The listing below is the input. Say how many of its lines contain "this", giving the number alone.

SUPPLIED MATERIAL
══════════════════════════════

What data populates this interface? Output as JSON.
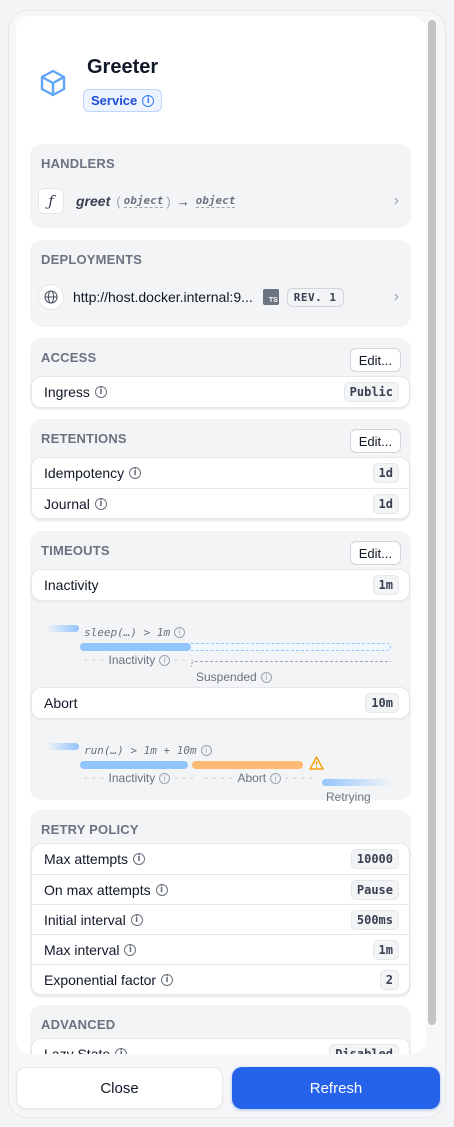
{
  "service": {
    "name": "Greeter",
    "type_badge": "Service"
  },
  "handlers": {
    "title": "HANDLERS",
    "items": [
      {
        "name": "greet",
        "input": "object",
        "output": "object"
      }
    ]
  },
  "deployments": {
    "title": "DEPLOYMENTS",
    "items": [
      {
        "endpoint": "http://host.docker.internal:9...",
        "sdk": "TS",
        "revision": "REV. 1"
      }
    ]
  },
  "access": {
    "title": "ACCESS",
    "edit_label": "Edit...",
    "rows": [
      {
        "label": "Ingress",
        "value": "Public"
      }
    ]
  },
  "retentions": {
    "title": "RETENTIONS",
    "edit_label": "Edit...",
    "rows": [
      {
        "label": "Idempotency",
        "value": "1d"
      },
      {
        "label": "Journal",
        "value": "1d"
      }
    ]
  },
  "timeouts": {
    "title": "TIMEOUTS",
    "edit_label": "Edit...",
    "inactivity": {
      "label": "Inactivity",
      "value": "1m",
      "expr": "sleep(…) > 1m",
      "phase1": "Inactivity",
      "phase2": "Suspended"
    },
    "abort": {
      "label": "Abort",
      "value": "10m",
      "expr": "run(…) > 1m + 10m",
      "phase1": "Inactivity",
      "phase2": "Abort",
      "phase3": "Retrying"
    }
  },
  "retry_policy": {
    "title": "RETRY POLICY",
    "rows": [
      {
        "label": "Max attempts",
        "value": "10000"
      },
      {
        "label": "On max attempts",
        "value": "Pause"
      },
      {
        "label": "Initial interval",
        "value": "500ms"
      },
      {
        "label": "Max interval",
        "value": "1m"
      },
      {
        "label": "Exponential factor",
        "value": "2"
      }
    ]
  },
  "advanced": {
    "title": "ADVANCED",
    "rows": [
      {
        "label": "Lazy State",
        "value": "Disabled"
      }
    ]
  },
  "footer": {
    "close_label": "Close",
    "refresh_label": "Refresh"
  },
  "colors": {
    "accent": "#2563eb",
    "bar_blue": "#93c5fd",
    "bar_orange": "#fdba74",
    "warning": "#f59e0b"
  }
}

══════════════════════════════

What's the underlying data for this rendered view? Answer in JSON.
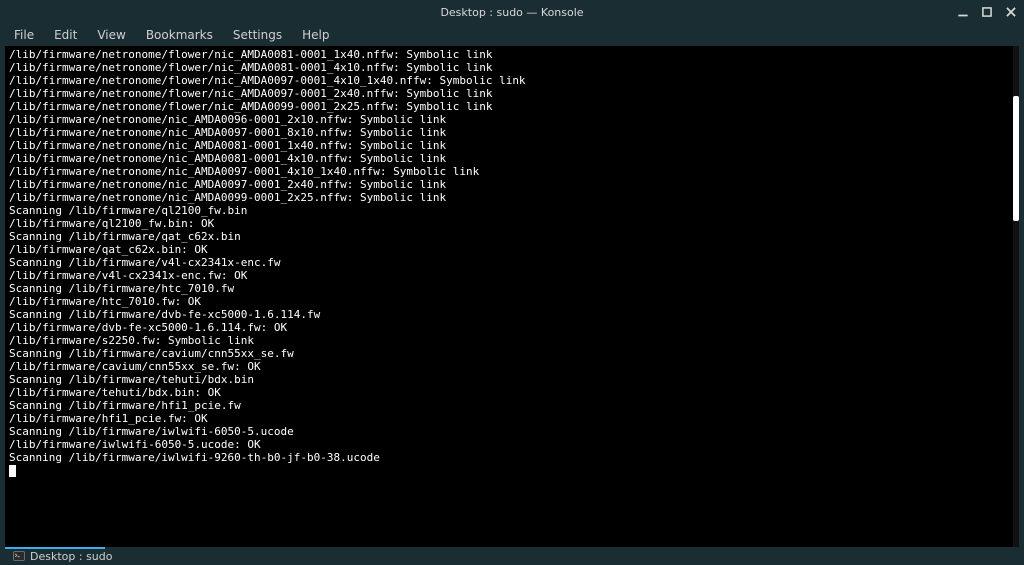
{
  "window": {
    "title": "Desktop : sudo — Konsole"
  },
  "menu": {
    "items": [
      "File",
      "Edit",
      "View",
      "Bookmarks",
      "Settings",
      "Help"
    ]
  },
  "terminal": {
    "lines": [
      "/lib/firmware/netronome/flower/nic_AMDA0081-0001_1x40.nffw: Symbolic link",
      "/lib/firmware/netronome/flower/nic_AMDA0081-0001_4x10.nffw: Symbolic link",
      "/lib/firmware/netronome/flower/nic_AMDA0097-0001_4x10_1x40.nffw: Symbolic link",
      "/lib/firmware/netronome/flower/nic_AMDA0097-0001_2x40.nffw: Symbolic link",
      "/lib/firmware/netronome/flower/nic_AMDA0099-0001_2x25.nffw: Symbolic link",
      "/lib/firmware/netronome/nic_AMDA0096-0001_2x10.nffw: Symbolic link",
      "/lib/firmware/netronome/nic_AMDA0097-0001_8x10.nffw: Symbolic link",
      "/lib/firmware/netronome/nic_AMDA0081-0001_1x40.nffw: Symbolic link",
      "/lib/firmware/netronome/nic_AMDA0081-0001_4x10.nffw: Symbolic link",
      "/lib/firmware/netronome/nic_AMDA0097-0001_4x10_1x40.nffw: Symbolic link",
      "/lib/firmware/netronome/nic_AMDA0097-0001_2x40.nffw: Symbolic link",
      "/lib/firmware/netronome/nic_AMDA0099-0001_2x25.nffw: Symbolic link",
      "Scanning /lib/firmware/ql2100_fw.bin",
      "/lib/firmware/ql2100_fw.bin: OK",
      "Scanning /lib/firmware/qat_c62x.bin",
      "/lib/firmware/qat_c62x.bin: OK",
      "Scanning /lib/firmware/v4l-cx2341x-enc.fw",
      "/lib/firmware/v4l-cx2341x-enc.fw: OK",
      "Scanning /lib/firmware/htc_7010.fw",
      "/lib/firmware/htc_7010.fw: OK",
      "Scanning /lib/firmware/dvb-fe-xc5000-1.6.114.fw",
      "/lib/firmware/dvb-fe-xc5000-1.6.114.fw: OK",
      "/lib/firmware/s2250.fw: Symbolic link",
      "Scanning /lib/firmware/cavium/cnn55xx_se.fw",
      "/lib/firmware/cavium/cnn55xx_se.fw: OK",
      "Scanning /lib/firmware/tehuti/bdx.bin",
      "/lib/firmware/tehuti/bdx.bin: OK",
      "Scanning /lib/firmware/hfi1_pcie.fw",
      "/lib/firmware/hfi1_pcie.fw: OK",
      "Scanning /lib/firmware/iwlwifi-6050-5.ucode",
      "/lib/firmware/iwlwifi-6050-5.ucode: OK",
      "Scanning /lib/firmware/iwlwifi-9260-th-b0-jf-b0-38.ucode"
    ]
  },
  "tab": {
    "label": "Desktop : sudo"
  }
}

══════════════════════════════

CORRECT OUTPUT
2